**Task brief**:
The entries need to be copied exactly.

**Entries**:
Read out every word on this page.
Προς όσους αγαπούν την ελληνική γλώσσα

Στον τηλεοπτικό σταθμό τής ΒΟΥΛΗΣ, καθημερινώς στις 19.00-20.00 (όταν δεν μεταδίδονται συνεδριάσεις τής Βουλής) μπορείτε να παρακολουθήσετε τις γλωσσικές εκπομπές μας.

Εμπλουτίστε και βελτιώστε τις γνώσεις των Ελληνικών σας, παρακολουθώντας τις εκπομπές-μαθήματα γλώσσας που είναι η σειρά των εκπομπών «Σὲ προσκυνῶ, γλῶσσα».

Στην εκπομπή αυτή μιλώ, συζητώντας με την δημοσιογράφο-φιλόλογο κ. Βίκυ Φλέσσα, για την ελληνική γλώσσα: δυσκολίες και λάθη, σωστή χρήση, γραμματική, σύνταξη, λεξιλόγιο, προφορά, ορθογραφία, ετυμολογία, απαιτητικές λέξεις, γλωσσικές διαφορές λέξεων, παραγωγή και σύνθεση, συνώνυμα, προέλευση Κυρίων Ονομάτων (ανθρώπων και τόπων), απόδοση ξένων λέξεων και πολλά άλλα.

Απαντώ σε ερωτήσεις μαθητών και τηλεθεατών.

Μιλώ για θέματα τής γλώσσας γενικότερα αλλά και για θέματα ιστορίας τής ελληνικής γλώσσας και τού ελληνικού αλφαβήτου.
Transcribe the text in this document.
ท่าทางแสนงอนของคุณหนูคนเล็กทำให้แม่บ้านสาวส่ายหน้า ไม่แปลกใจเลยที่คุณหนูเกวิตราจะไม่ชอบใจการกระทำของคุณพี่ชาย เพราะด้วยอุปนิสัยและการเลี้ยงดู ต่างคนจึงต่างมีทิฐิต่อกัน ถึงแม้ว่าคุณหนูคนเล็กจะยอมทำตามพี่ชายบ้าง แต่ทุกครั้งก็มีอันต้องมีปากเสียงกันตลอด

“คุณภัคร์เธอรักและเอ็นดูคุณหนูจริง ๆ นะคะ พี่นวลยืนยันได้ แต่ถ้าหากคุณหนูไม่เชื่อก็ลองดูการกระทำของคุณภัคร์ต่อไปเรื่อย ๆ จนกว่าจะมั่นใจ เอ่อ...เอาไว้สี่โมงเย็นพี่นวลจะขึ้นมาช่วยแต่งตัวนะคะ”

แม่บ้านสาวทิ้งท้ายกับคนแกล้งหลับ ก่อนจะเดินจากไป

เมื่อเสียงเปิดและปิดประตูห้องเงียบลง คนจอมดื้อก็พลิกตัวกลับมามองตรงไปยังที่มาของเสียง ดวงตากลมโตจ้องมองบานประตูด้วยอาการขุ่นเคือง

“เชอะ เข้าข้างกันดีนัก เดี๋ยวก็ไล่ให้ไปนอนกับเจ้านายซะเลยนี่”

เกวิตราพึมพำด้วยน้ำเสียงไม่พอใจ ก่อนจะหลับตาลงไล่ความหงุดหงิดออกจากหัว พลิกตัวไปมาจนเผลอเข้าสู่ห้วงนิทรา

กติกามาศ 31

**Response**:
Read out every word on this page.
Προς όσους αγαπούν την ελληνική γλώσσα

Στον τηλεοπτικό σταθμό τής ΒΟΥΛΗΣ, καθημερινώς στις 19.00-20.00 (όταν δεν μεταδίδονται συνεδριάσεις τής Βουλής) μπορείτε να παρακολουθήσετε τις γλωσσικές εκπομπές μας.

Εμπλουτίστε και βελτιώστε τις γνώσεις των Ελληνικών σας, παρακολουθώντας τις εκπομπές-μαθήματα γλώσσας που είναι η σειρά των εκπομπών «Σὲ προσκυνῶ, γλῶσσα».

Στην εκπομπή αυτή μιλώ, συζητώντας με την δημοσιογράφο-φιλόλογο κ. Βίκυ Φλέσσα, για την ελληνική γλώσσα: δυσκολίες και λάθη, σωστή χρήση, γραμματική, σύνταξη, λεξιλόγιο, προφορά, ορθογραφία, ετυμολογία, απαιτητικές λέξεις, γλωσσικές διαφορές λέξεων, παραγωγή και σύνθεση, συνώνυμα, προέλευση Κυρίων Ονομάτων (ανθρώπων και τόπων), απόδοση ξένων λέξεων και πολλά άλλα.

Απαντώ σε ερωτήσεις μαθητών και τηλεθεατών.

Μιλώ για θέματα τής γλώσσας γενικότερα αλλά και για θέματα ιστορίας τής ελληνικής γλώσσας και τού ελληνικού αλφαβήτου.
Transcribe the text in this document.
ท่าทางแสนงอนของคุณหนูคนเล็กทำให้แม่บ้านสาวส่ายหน้า ไม่แปลกใจเลยที่คุณหนูเกวิตราจะไม่ชอบใจการกระทำของคุณพี่ชาย เพราะด้วยอุปนิสัยและการเลี้ยงดู ต่างคนจึงต่างมีทิฐิต่อกัน ถึงแม้ว่าคุณหนูคนเล็กจะยอมทำตามพี่ชายบ้าง แต่ทุกครั้งก็มีอันต้องมีปากเสียงกันตลอด

“คุณภัคร์เธอรักและเอ็นดูคุณหนูจริง ๆ นะคะ พี่นวลยืนยันได้ แต่ถ้าหากคุณหนูไม่เชื่อก็ลองดูการกระทำของคุณภัคร์ต่อไปเรื่อย ๆ จนกว่าจะมั่นใจ เอ่อ...เอาไว้สี่โมงเย็นพี่นวลจะขึ้นมาช่วยแต่งตัวนะคะ”

แม่บ้านสาวทิ้งท้ายกับคนแกล้งหลับ ก่อนจะเดินจากไป

เมื่อเสียงเปิดและปิดประตูห้องเงียบลง คนจอมดื้อก็พลิกตัวกลับมามองตรงไปยังที่มาของเสียง ดวงตากลมโตจ้องมองบานประตูด้วยอาการขุ่นเคือง

“เชอะ เข้าข้างกันดีนัก เดี๋ยวก็ไล่ให้ไปนอนกับเจ้านายซะเลยนี่”

เกวิตราพึมพำด้วยน้ำเสียงไม่พอใจ ก่อนจะหลับตาลงไล่ความหงุดหงิดออกจากหัว พลิกตัวไปมาจนเผลอเข้าสู่ห้วงนิทรา

กติกามาศ 31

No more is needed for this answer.